## BEGIN MATERIAL PROVIDED

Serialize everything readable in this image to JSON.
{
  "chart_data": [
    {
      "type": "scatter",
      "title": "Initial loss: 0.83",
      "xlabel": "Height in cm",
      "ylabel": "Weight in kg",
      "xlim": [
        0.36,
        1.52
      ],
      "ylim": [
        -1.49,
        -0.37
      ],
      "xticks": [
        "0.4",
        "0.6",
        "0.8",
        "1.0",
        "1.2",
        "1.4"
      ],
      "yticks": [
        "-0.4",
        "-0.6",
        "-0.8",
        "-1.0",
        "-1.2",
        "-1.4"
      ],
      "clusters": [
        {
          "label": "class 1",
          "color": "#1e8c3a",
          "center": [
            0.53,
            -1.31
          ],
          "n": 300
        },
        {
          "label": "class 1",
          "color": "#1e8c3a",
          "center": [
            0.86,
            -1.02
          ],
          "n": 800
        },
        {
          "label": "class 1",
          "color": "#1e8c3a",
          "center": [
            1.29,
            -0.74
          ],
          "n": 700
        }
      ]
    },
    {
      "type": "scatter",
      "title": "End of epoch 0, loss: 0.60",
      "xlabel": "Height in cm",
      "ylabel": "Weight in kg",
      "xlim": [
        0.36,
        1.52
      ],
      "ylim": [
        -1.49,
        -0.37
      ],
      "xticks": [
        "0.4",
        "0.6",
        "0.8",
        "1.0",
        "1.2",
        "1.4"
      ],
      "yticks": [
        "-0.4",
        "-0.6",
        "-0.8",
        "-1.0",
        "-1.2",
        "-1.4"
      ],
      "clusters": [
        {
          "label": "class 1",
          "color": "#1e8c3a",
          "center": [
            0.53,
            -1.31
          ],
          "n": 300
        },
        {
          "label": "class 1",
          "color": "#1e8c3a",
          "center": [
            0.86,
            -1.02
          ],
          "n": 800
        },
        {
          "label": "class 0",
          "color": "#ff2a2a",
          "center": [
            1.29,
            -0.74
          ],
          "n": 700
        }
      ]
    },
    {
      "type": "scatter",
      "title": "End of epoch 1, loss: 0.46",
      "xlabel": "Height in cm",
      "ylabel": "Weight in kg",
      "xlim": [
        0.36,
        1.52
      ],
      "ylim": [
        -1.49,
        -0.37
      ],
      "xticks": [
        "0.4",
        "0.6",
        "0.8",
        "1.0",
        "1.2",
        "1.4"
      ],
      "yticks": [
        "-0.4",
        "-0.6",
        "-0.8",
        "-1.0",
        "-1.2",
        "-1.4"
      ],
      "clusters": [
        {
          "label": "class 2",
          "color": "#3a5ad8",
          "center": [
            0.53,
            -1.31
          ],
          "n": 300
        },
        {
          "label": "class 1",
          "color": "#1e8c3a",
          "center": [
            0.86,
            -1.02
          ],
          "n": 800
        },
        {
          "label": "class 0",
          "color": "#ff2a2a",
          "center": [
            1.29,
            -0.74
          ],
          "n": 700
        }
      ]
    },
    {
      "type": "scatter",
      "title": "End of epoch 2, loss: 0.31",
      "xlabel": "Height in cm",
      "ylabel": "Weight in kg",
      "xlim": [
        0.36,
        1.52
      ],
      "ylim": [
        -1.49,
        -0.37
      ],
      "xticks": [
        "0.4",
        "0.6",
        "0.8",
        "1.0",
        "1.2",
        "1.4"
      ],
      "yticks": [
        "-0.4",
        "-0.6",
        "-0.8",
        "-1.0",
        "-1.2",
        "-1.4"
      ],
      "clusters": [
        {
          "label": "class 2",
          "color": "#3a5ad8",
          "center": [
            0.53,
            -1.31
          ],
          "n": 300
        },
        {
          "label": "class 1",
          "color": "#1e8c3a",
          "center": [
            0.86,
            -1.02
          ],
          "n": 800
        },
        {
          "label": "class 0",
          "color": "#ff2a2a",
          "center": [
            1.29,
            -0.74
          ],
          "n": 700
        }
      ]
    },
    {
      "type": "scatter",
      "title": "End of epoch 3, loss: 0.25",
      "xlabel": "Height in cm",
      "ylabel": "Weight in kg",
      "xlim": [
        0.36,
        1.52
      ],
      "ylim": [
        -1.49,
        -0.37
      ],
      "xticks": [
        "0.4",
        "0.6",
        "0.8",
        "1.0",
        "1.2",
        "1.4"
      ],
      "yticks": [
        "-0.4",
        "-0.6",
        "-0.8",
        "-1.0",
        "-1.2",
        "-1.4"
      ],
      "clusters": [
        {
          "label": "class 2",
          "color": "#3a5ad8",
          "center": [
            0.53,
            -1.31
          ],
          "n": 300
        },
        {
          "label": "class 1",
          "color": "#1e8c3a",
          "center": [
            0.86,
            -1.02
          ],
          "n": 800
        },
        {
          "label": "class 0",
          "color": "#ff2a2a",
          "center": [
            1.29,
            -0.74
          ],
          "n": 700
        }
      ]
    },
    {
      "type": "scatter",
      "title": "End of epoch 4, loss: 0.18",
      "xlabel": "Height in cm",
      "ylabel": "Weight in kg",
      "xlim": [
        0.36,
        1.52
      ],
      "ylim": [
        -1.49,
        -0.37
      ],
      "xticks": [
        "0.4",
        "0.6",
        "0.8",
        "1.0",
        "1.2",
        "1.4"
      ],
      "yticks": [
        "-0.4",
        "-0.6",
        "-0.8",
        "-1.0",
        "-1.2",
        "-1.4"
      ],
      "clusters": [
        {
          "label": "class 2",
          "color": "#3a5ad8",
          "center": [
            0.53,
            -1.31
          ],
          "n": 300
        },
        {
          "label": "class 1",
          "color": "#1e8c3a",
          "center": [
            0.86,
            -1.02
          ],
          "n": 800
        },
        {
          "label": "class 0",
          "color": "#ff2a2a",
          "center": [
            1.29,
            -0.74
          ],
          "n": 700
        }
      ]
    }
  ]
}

## END MATERIAL PROVIDED
## BEGIN MATERIAL PROVIDED

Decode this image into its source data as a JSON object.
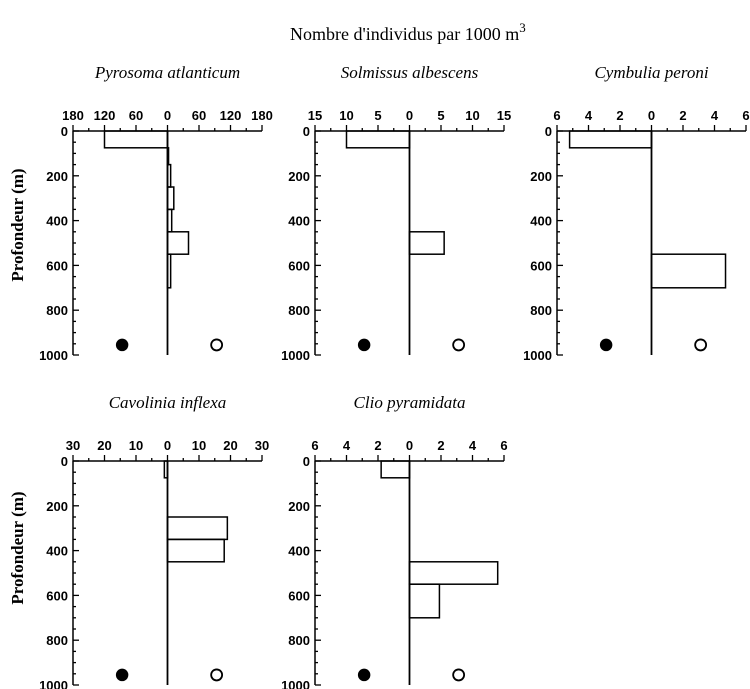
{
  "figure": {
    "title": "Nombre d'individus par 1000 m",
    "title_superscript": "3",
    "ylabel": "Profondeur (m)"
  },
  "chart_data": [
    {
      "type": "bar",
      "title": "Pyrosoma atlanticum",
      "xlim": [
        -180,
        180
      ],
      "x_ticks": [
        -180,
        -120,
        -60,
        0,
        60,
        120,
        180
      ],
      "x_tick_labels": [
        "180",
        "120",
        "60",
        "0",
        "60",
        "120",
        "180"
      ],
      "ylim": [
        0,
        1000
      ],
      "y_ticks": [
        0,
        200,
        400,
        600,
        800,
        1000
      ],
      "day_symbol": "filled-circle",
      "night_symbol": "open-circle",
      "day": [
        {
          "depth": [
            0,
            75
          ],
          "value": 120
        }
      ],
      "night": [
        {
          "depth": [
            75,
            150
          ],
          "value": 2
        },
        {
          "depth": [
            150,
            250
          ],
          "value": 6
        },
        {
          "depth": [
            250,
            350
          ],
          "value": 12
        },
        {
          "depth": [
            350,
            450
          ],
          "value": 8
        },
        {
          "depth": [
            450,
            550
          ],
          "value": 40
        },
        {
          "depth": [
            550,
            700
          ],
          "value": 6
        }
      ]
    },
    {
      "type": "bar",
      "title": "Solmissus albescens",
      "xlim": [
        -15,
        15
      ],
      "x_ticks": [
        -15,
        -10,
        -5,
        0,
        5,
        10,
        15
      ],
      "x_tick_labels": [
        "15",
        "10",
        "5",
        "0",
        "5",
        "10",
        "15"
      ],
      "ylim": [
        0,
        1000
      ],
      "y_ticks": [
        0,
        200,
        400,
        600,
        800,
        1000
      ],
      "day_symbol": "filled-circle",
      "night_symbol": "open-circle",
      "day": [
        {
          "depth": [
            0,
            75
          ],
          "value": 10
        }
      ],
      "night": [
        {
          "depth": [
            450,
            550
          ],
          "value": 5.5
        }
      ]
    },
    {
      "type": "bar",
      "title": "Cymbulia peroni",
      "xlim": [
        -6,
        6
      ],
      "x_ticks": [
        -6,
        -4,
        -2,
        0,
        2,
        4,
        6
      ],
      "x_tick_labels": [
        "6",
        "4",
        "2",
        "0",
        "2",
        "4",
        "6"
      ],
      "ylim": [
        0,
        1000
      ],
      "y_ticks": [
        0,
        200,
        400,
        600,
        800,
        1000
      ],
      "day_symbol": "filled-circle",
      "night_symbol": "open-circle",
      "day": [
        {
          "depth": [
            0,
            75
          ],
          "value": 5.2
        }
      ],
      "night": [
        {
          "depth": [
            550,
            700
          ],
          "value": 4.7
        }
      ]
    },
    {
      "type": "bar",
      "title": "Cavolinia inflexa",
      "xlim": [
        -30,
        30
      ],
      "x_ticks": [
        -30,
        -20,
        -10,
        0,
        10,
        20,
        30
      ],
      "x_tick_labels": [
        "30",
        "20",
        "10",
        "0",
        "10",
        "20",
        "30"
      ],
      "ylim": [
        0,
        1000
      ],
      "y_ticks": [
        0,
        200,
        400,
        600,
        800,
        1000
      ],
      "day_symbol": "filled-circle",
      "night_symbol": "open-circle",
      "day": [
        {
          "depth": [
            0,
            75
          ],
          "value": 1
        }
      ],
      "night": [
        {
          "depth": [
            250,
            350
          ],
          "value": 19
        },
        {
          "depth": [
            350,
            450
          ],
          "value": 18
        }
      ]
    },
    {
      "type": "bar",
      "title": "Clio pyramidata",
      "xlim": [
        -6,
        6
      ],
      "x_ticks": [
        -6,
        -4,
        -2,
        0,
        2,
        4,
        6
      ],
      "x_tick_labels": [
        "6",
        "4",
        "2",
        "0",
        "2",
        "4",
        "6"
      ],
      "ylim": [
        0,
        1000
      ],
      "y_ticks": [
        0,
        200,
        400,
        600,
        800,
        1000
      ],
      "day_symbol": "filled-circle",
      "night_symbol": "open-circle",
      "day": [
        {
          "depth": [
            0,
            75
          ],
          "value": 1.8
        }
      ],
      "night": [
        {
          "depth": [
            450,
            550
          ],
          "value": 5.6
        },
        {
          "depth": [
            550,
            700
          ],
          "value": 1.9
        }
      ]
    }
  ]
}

## END MATERIAL PROVIDED
## BEGIN MATERIAL PROVIDED

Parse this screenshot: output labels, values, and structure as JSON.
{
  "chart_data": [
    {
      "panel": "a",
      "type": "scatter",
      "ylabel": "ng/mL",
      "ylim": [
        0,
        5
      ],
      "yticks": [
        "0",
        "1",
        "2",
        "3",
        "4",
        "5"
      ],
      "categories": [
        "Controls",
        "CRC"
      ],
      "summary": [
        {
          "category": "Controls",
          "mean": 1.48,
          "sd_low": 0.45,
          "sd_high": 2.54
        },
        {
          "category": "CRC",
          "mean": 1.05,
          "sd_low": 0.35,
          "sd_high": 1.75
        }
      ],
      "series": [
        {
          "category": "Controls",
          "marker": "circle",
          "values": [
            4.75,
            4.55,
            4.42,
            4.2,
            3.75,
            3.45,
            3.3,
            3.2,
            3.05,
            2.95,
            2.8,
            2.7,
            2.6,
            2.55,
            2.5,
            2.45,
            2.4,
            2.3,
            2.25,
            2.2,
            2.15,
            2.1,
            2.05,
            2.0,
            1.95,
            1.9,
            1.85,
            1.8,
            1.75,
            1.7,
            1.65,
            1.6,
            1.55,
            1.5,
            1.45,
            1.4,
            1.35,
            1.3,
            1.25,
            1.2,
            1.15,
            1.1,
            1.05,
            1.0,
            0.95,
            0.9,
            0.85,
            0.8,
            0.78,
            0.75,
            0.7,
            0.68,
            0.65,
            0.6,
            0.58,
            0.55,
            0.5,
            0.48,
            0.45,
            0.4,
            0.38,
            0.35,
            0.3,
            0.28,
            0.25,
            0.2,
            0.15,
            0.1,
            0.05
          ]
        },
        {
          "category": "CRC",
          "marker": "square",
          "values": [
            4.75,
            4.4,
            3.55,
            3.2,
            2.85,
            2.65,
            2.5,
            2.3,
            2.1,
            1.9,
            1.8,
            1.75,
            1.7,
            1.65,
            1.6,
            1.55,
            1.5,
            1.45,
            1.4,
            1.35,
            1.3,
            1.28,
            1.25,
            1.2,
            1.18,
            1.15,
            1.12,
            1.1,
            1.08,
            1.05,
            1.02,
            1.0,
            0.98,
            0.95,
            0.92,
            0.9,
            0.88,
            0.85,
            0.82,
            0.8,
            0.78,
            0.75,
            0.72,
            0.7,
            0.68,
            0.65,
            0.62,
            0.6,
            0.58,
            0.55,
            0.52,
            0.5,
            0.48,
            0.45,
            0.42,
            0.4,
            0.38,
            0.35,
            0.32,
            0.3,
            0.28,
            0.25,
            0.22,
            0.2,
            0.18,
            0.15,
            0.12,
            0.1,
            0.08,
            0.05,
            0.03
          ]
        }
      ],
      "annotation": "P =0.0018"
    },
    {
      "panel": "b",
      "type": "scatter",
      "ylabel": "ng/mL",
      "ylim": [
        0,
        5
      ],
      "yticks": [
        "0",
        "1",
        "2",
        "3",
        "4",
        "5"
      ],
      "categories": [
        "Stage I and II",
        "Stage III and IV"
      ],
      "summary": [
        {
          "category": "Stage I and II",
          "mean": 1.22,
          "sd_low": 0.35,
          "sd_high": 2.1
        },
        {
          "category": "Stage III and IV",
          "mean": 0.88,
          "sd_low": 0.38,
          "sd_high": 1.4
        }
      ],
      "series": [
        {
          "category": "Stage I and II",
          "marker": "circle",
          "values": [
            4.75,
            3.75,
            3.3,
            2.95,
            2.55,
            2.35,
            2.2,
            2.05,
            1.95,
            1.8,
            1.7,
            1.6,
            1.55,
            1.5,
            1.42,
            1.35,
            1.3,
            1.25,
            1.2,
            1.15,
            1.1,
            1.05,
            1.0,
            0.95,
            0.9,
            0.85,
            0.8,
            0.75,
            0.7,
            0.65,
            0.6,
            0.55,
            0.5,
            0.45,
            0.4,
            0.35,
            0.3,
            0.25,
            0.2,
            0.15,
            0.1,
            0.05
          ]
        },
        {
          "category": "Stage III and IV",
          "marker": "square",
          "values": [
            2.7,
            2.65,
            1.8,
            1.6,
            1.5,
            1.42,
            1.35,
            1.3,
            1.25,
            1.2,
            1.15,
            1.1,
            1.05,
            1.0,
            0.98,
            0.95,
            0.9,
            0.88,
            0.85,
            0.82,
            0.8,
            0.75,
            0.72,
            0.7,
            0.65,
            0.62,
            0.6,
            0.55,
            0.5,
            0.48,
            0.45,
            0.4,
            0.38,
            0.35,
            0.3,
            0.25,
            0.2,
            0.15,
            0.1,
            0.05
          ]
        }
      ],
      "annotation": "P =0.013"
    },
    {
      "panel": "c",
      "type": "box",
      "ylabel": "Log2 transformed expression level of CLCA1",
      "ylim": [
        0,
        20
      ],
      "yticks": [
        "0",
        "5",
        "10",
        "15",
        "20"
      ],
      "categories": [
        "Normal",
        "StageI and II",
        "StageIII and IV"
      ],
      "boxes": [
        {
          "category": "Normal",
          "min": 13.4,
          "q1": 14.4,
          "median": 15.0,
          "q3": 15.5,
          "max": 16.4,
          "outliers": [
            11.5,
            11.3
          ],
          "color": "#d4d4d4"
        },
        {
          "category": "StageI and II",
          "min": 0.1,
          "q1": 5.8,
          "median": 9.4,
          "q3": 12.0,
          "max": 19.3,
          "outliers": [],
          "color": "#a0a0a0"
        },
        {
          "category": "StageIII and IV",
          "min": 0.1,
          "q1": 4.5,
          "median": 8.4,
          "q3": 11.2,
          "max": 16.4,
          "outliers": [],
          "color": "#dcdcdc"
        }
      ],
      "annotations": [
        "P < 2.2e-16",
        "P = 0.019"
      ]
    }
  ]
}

## END MATERIAL PROVIDED

*WHAT IS ASKED:*
Gather from the data above every line with the string "StageIII".

*PROBLEM SOLUTION:*
        "StageIII and IV"
          "category": "StageIII and IV",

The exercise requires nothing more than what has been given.